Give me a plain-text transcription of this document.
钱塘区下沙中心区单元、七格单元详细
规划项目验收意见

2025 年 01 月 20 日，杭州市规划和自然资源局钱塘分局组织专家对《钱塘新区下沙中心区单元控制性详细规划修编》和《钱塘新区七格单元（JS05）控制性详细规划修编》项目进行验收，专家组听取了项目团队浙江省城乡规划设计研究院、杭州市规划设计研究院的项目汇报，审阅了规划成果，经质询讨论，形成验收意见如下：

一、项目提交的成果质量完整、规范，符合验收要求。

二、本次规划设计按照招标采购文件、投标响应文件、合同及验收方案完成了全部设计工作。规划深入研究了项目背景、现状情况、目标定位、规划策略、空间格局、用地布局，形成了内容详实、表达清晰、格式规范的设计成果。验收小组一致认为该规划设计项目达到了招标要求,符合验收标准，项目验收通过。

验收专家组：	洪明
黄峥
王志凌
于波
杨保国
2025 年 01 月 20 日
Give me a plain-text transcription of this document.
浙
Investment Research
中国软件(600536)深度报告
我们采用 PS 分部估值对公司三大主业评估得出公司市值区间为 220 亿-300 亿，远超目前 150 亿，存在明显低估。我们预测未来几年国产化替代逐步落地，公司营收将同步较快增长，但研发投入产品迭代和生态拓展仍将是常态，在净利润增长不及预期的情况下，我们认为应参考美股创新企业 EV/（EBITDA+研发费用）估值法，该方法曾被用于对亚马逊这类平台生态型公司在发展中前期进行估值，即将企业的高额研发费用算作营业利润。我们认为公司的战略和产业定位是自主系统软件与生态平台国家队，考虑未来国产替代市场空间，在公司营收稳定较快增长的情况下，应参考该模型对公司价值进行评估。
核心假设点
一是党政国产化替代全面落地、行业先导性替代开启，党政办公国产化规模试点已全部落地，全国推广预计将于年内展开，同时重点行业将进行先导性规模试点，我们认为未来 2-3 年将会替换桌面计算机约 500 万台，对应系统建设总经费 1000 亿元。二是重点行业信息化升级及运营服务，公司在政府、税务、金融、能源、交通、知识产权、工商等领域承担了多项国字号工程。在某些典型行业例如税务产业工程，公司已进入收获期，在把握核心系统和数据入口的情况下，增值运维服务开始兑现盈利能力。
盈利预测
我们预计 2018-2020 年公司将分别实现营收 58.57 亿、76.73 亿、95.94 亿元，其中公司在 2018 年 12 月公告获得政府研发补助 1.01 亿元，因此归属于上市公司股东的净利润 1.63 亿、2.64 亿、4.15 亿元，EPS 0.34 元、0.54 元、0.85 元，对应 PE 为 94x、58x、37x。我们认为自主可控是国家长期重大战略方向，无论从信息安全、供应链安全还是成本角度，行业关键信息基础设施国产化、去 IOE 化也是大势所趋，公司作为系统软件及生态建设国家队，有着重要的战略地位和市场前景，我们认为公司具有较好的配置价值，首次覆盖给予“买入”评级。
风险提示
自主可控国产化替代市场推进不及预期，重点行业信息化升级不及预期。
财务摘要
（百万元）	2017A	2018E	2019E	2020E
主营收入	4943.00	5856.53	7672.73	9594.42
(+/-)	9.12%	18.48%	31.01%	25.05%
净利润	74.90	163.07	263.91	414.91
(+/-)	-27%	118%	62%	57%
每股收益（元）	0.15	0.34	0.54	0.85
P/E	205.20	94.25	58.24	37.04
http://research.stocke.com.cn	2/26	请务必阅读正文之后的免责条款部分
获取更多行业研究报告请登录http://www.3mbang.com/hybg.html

Task details. Every record above needs to be repeated word for word.

Exercise answer.
Give me a plain-text transcription of this document.
钱塘区下沙中心区单元、七格单元详细
规划项目验收意见

2025 年 01 月 20 日，杭州市规划和自然资源局钱塘分局组织专家对《钱塘新区下沙中心区单元控制性详细规划修编》和《钱塘新区七格单元（JS05）控制性详细规划修编》项目进行验收，专家组听取了项目团队浙江省城乡规划设计研究院、杭州市规划设计研究院的项目汇报，审阅了规划成果，经质询讨论，形成验收意见如下：

一、项目提交的成果质量完整、规范，符合验收要求。

二、本次规划设计按照招标采购文件、投标响应文件、合同及验收方案完成了全部设计工作。规划深入研究了项目背景、现状情况、目标定位、规划策略、空间格局、用地布局，形成了内容详实、表达清晰、格式规范的设计成果。验收小组一致认为该规划设计项目达到了招标要求,符合验收标准，项目验收通过。

验收专家组：	洪明
黄峥
王志凌
于波
杨保国
2025 年 01 月 20 日
Give me a plain-text transcription of this document.
浙
Investment Research
中国软件(600536)深度报告
我们采用 PS 分部估值对公司三大主业评估得出公司市值区间为 220 亿-300 亿，远超目前 150 亿，存在明显低估。我们预测未来几年国产化替代逐步落地，公司营收将同步较快增长，但研发投入产品迭代和生态拓展仍将是常态，在净利润增长不及预期的情况下，我们认为应参考美股创新企业 EV/（EBITDA+研发费用）估值法，该方法曾被用于对亚马逊这类平台生态型公司在发展中前期进行估值，即将企业的高额研发费用算作营业利润。我们认为公司的战略和产业定位是自主系统软件与生态平台国家队，考虑未来国产替代市场空间，在公司营收稳定较快增长的情况下，应参考该模型对公司价值进行评估。
核心假设点
一是党政国产化替代全面落地、行业先导性替代开启，党政办公国产化规模试点已全部落地，全国推广预计将于年内展开，同时重点行业将进行先导性规模试点，我们认为未来 2-3 年将会替换桌面计算机约 500 万台，对应系统建设总经费 1000 亿元。二是重点行业信息化升级及运营服务，公司在政府、税务、金融、能源、交通、知识产权、工商等领域承担了多项国字号工程。在某些典型行业例如税务产业工程，公司已进入收获期，在把握核心系统和数据入口的情况下，增值运维服务开始兑现盈利能力。
盈利预测
我们预计 2018-2020 年公司将分别实现营收 58.57 亿、76.73 亿、95.94 亿元，其中公司在 2018 年 12 月公告获得政府研发补助 1.01 亿元，因此归属于上市公司股东的净利润 1.63 亿、2.64 亿、4.15 亿元，EPS 0.34 元、0.54 元、0.85 元，对应 PE 为 94x、58x、37x。我们认为自主可控是国家长期重大战略方向，无论从信息安全、供应链安全还是成本角度，行业关键信息基础设施国产化、去 IOE 化也是大势所趋，公司作为系统软件及生态建设国家队，有着重要的战略地位和市场前景，我们认为公司具有较好的配置价值，首次覆盖给予“买入”评级。
风险提示
自主可控国产化替代市场推进不及预期，重点行业信息化升级不及预期。
财务摘要
（百万元）	2017A	2018E	2019E	2020E
主营收入	4943.00	5856.53	7672.73	9594.42
(+/-)	9.12%	18.48%	31.01%	25.05%
净利润	74.90	163.07	263.91	414.91
(+/-)	-27%	118%	62%	57%
每股收益（元）	0.15	0.34	0.54	0.85
P/E	205.20	94.25	58.24	37.04
http://research.stocke.com.cn	2/26	请务必阅读正文之后的免责条款部分
获取更多行业研究报告请登录http://www.3mbang.com/hybg.html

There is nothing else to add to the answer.